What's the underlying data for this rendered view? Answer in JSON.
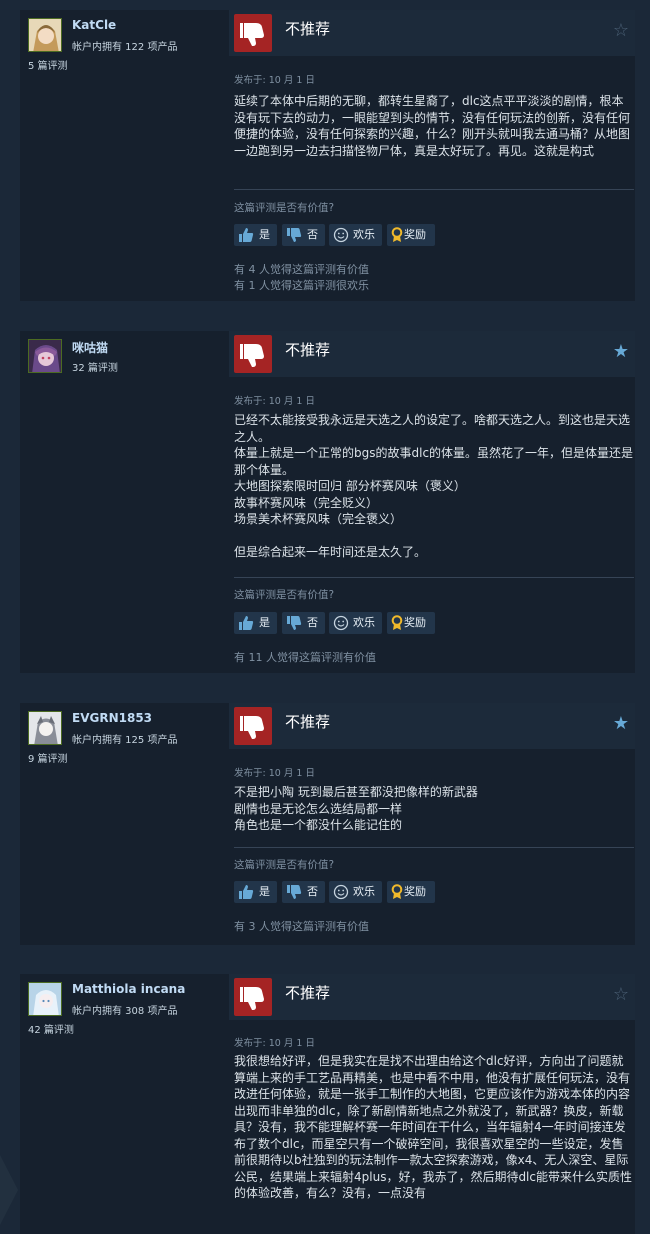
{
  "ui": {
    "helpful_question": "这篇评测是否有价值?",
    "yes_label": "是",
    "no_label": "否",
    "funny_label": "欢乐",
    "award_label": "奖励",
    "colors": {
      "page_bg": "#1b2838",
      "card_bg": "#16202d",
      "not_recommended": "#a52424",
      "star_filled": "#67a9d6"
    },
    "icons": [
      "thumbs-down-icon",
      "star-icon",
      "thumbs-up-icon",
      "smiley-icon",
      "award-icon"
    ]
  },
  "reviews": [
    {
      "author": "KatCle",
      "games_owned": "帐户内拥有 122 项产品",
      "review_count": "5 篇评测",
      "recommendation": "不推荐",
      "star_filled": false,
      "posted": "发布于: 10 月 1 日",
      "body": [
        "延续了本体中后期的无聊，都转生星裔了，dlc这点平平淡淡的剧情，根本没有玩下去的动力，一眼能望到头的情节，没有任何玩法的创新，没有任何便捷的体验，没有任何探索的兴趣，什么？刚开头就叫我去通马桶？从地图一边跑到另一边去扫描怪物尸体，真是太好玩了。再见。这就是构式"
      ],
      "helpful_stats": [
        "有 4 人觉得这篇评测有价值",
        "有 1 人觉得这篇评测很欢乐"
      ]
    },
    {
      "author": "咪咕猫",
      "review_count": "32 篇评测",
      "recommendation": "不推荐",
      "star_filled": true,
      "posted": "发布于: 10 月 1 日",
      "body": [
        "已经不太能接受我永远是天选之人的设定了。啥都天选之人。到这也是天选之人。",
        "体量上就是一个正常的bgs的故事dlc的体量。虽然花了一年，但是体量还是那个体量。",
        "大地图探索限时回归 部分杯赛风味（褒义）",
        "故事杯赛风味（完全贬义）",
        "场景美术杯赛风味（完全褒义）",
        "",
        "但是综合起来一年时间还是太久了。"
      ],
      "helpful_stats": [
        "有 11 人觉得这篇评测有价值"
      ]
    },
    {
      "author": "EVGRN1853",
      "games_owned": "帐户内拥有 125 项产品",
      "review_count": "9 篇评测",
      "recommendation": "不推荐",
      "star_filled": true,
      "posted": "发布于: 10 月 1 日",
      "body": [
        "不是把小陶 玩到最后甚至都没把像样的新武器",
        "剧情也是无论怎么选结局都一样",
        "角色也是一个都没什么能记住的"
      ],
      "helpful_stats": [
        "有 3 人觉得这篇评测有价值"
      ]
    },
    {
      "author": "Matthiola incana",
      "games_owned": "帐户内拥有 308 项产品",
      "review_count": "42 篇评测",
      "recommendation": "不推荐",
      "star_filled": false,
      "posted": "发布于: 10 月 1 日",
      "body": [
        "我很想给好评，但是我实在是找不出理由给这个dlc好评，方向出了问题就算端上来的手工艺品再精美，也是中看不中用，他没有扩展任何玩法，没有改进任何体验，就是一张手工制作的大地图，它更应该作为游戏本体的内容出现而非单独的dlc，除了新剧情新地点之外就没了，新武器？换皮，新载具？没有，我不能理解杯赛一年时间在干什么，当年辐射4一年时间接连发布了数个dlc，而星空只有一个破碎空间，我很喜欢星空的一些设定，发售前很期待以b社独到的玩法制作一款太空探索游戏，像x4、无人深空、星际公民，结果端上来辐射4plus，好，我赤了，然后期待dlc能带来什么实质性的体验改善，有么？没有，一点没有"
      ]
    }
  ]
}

=-=-=

◆ **To do**
Repeat all the records above exactly, leaving out any pictures.

◆ **Response to the exercise**
What's the underlying data for this rendered view? Answer in JSON.
{
  "ui": {
    "helpful_question": "这篇评测是否有价值?",
    "yes_label": "是",
    "no_label": "否",
    "funny_label": "欢乐",
    "award_label": "奖励",
    "colors": {
      "page_bg": "#1b2838",
      "card_bg": "#16202d",
      "not_recommended": "#a52424",
      "star_filled": "#67a9d6"
    },
    "icons": [
      "thumbs-down-icon",
      "star-icon",
      "thumbs-up-icon",
      "smiley-icon",
      "award-icon"
    ]
  },
  "reviews": [
    {
      "author": "KatCle",
      "games_owned": "帐户内拥有 122 项产品",
      "review_count": "5 篇评测",
      "recommendation": "不推荐",
      "star_filled": false,
      "posted": "发布于: 10 月 1 日",
      "body": [
        "延续了本体中后期的无聊，都转生星裔了，dlc这点平平淡淡的剧情，根本没有玩下去的动力，一眼能望到头的情节，没有任何玩法的创新，没有任何便捷的体验，没有任何探索的兴趣，什么？刚开头就叫我去通马桶？从地图一边跑到另一边去扫描怪物尸体，真是太好玩了。再见。这就是构式"
      ],
      "helpful_stats": [
        "有 4 人觉得这篇评测有价值",
        "有 1 人觉得这篇评测很欢乐"
      ]
    },
    {
      "author": "咪咕猫",
      "review_count": "32 篇评测",
      "recommendation": "不推荐",
      "star_filled": true,
      "posted": "发布于: 10 月 1 日",
      "body": [
        "已经不太能接受我永远是天选之人的设定了。啥都天选之人。到这也是天选之人。",
        "体量上就是一个正常的bgs的故事dlc的体量。虽然花了一年，但是体量还是那个体量。",
        "大地图探索限时回归 部分杯赛风味（褒义）",
        "故事杯赛风味（完全贬义）",
        "场景美术杯赛风味（完全褒义）",
        "",
        "但是综合起来一年时间还是太久了。"
      ],
      "helpful_stats": [
        "有 11 人觉得这篇评测有价值"
      ]
    },
    {
      "author": "EVGRN1853",
      "games_owned": "帐户内拥有 125 项产品",
      "review_count": "9 篇评测",
      "recommendation": "不推荐",
      "star_filled": true,
      "posted": "发布于: 10 月 1 日",
      "body": [
        "不是把小陶 玩到最后甚至都没把像样的新武器",
        "剧情也是无论怎么选结局都一样",
        "角色也是一个都没什么能记住的"
      ],
      "helpful_stats": [
        "有 3 人觉得这篇评测有价值"
      ]
    },
    {
      "author": "Matthiola incana",
      "games_owned": "帐户内拥有 308 项产品",
      "review_count": "42 篇评测",
      "recommendation": "不推荐",
      "star_filled": false,
      "posted": "发布于: 10 月 1 日",
      "body": [
        "我很想给好评，但是我实在是找不出理由给这个dlc好评，方向出了问题就算端上来的手工艺品再精美，也是中看不中用，他没有扩展任何玩法，没有改进任何体验，就是一张手工制作的大地图，它更应该作为游戏本体的内容出现而非单独的dlc，除了新剧情新地点之外就没了，新武器？换皮，新载具？没有，我不能理解杯赛一年时间在干什么，当年辐射4一年时间接连发布了数个dlc，而星空只有一个破碎空间，我很喜欢星空的一些设定，发售前很期待以b社独到的玩法制作一款太空探索游戏，像x4、无人深空、星际公民，结果端上来辐射4plus，好，我赤了，然后期待dlc能带来什么实质性的体验改善，有么？没有，一点没有"
      ]
    }
  ]
}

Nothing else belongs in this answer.